Lines of data:
□ □ □ □ □
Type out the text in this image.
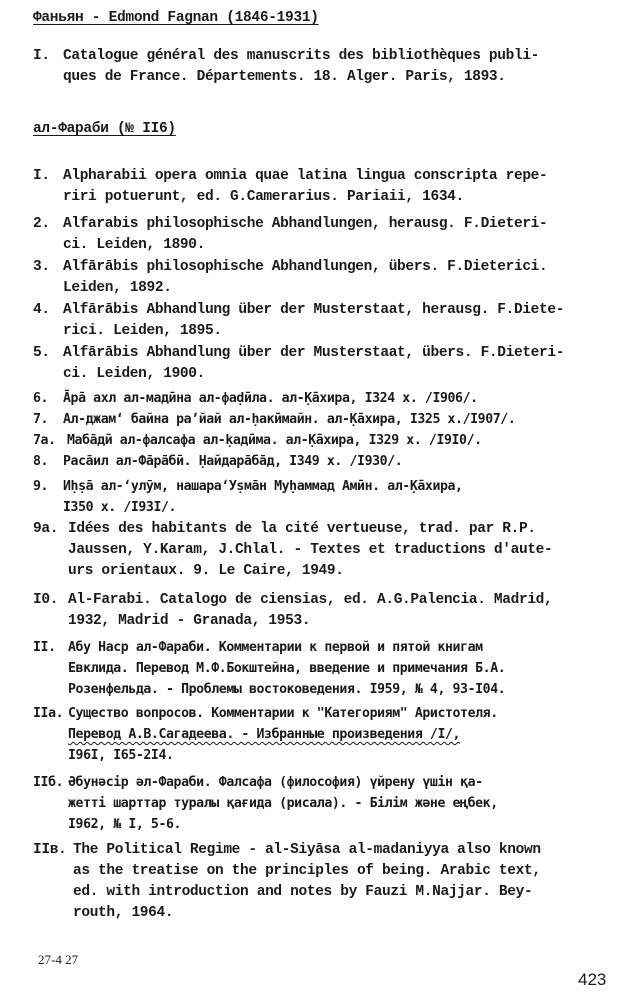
Фаньян - Edmond Fagnan (1846-1931)
I. Catalogue général des manuscrits des bibliothèques publi-
ques de France. Départements. 18. Alger. Paris, 1893.
ал-Фараби (№ II6)
I. Alpharabii opera omnia quae latina lingua conscripta repe-
riri potuerunt, ed. G.Camerarius. Pariaii, 1634.
2. Alfarabis philosophische Abhandlungen, herausg. F.Dieteri-
ci. Leiden, 1890.
3. Alfārābis philosophische Abhandlungen, übers. F.Dieterici.
Leiden, 1892.
4. Alfārābis Abhandlung über der Musterstaat, herausg. F.Diete-
rici. Leiden, 1895.
5. Alfārābis Abhandlung über der Musterstaat, übers. F.Dieteri-
ci. Leiden, 1900.
6. Āра̄ ахл ал-мадӣна ал-фаḍӣла. ал-Ḳа̄хира, I324 х. /I906/.
7. Ал-джамʻ байна раʼйай ал-ḥакӣмайн. ал-Ḳа̄хира, I325 х./I907/.
7а. Мабāдӣ ал-фалсафа ал-ḳадӣма. ал-Ḳа̄хира, I329 х. /I9I0/.
8. Расāил ал-Фāрāбӣ. Ḥайдарāбāд, I349 х. /I930/.
9. Иḥṣā ал-ʻулӯм, нашараʻУṣмāн Муḥаммад Амӣн. ал-Ḳа̄хира,
I350 х. /I93I/.
9a. Idées des habitants de la cité vertueuse, trad. par R.P.
Jaussen, Y.Karam, J.Chlal. - Textes et traductions d'aute-
urs orientaux. 9. Le Caire, 1949.
I0. Al-Farabi. Catalogo de ciensias, ed. A.G.Palencia. Madrid,
1932, Madrid - Granada, 1953.
II. Абу Наср ал-Фараби. Комментарии к первой и пятой книгам
Евклида. Перевод М.Ф.Бокштейна, введение и примечания Б.А.
Розенфельда. - Проблемы востоковедения. I959, № 4, 93-I04.
IIа. Существо вопросов. Комментарии к "Категориям" Аристотеля.
Перевод А.В.Сагадеева. - Избранные произведения /I/,
I96I, I65-2I4.
IIб. Әбунәсір әл-Фараби. Фалсафа (философия) үйрену үшін қа-
жетті шарттар туралы қағида (рисала). - Білім және еңбек,
I962, № I, 5-6.
IIв. The Political Regime - al-Siyāsa al-madaniyya also known
as the treatise on the principles of being. Arabic text,
ed. with introduction and notes by Fauzi M.Najjar. Bey-
routh, 1964.
27-4 27
423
□ □ □ □ □
* [Set task] All records must be output exactly as they are, except for the pictures, which are left out.

* [Result for this exercise]
Type out the text in this image.
Фаньян - Edmond Fagnan (1846-1931)
I. Catalogue général des manuscrits des bibliothèques publi-
ques de France. Départements. 18. Alger. Paris, 1893.
ал-Фараби (№ II6)
I. Alpharabii opera omnia quae latina lingua conscripta repe-
riri potuerunt, ed. G.Camerarius. Pariaii, 1634.
2. Alfarabis philosophische Abhandlungen, herausg. F.Dieteri-
ci. Leiden, 1890.
3. Alfārābis philosophische Abhandlungen, übers. F.Dieterici.
Leiden, 1892.
4. Alfārābis Abhandlung über der Musterstaat, herausg. F.Diete-
rici. Leiden, 1895.
5. Alfārābis Abhandlung über der Musterstaat, übers. F.Dieteri-
ci. Leiden, 1900.
6. Āра̄ ахл ал-мадӣна ал-фаḍӣла. ал-Ḳа̄хира, I324 х. /I906/.
7. Ал-джамʻ байна раʼйай ал-ḥакӣмайн. ал-Ḳа̄хира, I325 х./I907/.
7а. Мабāдӣ ал-фалсафа ал-ḳадӣма. ал-Ḳа̄хира, I329 х. /I9I0/.
8. Расāил ал-Фāрāбӣ. Ḥайдарāбāд, I349 х. /I930/.
9. Иḥṣā ал-ʻулӯм, нашараʻУṣмāн Муḥаммад Амӣн. ал-Ḳа̄хира,
I350 х. /I93I/.
9a. Idées des habitants de la cité vertueuse, trad. par R.P.
Jaussen, Y.Karam, J.Chlal. - Textes et traductions d'aute-
urs orientaux. 9. Le Caire, 1949.
I0. Al-Farabi. Catalogo de ciensias, ed. A.G.Palencia. Madrid,
1932, Madrid - Granada, 1953.
II. Абу Наср ал-Фараби. Комментарии к первой и пятой книгам
Евклида. Перевод М.Ф.Бокштейна, введение и примечания Б.А.
Розенфельда. - Проблемы востоковедения. I959, № 4, 93-I04.
IIа. Существо вопросов. Комментарии к "Категориям" Аристотеля.
Перевод А.В.Сагадеева. - Избранные произведения /I/,
I96I, I65-2I4.
IIб. Әбунәсір әл-Фараби. Фалсафа (философия) үйрену үшін қа-
жетті шарттар туралы қағида (рисала). - Білім және еңбек,
I962, № I, 5-6.
IIв. The Political Regime - al-Siyāsa al-madaniyya also known
as the treatise on the principles of being. Arabic text,
ed. with introduction and notes by Fauzi M.Najjar. Bey-
routh, 1964.
27-4 27
423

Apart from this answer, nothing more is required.